>>>>

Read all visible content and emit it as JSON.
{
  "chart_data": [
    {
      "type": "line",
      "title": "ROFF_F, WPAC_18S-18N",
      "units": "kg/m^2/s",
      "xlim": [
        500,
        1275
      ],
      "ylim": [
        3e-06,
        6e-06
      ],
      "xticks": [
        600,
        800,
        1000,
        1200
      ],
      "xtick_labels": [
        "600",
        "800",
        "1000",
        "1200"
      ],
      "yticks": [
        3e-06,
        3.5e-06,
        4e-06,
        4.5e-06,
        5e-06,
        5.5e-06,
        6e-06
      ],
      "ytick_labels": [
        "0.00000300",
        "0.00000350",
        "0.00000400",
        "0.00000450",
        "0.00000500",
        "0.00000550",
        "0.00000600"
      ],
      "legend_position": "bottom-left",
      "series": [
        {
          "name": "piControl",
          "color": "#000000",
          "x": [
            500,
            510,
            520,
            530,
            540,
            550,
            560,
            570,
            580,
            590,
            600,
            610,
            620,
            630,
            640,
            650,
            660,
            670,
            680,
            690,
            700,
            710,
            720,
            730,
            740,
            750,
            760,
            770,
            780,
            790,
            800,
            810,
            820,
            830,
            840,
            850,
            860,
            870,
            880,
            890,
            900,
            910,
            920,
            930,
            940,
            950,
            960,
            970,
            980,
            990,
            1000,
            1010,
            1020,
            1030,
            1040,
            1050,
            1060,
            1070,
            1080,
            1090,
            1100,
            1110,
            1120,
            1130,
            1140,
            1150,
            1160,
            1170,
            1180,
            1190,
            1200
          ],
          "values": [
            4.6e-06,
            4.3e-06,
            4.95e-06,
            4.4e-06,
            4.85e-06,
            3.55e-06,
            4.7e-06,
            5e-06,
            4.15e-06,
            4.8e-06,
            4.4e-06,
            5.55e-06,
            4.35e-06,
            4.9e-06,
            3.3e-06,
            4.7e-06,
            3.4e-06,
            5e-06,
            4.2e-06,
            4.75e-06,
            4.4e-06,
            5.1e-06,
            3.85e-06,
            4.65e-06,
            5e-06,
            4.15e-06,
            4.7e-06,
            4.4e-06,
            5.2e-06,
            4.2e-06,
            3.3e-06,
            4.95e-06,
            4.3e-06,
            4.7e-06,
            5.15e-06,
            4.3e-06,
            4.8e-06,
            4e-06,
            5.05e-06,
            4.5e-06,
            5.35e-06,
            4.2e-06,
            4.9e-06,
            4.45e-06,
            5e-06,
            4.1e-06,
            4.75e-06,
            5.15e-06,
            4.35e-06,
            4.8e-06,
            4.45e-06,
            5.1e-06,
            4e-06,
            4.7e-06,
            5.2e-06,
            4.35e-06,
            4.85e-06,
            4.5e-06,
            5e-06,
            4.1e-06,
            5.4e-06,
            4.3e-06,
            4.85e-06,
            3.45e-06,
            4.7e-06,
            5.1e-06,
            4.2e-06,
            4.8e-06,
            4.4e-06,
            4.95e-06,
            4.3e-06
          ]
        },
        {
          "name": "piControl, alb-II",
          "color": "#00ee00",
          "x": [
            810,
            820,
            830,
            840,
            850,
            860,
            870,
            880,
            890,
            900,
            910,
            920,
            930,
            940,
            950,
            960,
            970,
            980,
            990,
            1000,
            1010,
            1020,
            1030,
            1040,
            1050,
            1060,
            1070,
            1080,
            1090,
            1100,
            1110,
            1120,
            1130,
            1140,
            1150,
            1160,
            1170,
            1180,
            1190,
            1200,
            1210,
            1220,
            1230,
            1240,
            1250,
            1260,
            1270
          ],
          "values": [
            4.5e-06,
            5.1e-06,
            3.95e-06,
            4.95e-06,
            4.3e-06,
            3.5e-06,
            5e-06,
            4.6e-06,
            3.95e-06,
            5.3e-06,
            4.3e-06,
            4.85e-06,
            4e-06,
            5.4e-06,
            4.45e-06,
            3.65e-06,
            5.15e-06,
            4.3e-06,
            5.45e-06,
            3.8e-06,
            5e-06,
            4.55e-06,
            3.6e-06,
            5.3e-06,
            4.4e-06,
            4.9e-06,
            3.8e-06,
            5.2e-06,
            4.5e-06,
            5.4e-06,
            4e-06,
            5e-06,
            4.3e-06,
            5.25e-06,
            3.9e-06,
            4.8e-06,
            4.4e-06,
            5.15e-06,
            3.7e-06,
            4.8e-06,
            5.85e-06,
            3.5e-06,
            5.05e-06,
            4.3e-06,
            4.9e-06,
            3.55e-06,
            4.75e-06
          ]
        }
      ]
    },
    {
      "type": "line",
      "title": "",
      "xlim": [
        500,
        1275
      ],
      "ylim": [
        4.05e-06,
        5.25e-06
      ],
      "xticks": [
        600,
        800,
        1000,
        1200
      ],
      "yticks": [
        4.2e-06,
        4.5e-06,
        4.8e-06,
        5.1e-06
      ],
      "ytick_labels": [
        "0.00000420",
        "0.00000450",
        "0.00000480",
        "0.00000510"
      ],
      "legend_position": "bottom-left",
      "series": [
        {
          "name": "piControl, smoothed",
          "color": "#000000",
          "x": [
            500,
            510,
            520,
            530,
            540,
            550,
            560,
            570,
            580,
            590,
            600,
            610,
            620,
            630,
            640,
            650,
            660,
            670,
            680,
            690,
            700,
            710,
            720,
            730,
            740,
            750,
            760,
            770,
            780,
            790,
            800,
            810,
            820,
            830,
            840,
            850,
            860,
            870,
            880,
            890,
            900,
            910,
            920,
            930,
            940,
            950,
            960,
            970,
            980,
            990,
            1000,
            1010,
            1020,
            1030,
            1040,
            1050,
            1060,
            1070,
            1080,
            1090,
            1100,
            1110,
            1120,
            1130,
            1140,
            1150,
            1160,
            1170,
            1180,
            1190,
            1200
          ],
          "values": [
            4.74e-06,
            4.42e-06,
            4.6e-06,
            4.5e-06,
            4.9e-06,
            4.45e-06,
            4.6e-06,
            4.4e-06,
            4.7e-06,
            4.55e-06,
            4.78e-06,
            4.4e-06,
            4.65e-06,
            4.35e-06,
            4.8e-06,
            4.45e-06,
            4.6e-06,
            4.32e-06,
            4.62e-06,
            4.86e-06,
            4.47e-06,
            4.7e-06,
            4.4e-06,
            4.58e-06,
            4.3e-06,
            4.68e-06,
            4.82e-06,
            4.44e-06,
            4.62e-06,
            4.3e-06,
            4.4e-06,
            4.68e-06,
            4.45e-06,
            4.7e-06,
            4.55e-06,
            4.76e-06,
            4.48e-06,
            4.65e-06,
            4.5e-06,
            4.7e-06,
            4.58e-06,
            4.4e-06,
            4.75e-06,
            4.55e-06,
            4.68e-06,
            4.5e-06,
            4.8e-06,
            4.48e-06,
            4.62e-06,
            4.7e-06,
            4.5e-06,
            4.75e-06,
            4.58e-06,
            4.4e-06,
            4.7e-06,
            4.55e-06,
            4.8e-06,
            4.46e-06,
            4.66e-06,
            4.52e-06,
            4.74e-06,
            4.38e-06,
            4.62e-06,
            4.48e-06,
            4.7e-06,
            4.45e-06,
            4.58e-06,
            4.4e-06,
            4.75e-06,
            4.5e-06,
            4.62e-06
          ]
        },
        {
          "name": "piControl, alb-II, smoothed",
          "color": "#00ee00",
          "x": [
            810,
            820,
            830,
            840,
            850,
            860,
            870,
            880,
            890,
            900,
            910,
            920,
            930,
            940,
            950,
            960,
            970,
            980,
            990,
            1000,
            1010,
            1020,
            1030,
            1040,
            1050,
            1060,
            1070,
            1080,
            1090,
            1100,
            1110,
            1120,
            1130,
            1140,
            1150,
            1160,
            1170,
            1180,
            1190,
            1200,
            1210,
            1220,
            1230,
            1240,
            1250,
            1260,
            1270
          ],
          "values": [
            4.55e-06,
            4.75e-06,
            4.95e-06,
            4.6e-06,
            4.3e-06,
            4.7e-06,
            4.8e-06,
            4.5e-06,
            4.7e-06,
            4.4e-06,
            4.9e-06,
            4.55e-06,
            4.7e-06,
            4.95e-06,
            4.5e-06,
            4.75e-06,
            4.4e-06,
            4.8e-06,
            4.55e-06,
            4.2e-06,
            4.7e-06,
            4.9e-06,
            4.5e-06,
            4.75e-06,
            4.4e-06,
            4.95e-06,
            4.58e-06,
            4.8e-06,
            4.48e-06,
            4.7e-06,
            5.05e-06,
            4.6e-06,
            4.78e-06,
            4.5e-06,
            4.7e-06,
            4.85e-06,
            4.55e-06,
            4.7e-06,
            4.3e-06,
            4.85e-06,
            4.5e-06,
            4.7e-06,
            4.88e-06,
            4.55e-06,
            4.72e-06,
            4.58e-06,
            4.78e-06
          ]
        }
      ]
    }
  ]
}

<<<<

Set out every line from the material that contains the string "piControl".

Reply
          "name": "piControl",
          "name": "piControl, alb-II",
          "name": "piControl, smoothed",
          "name": "piControl, alb-II, smoothed",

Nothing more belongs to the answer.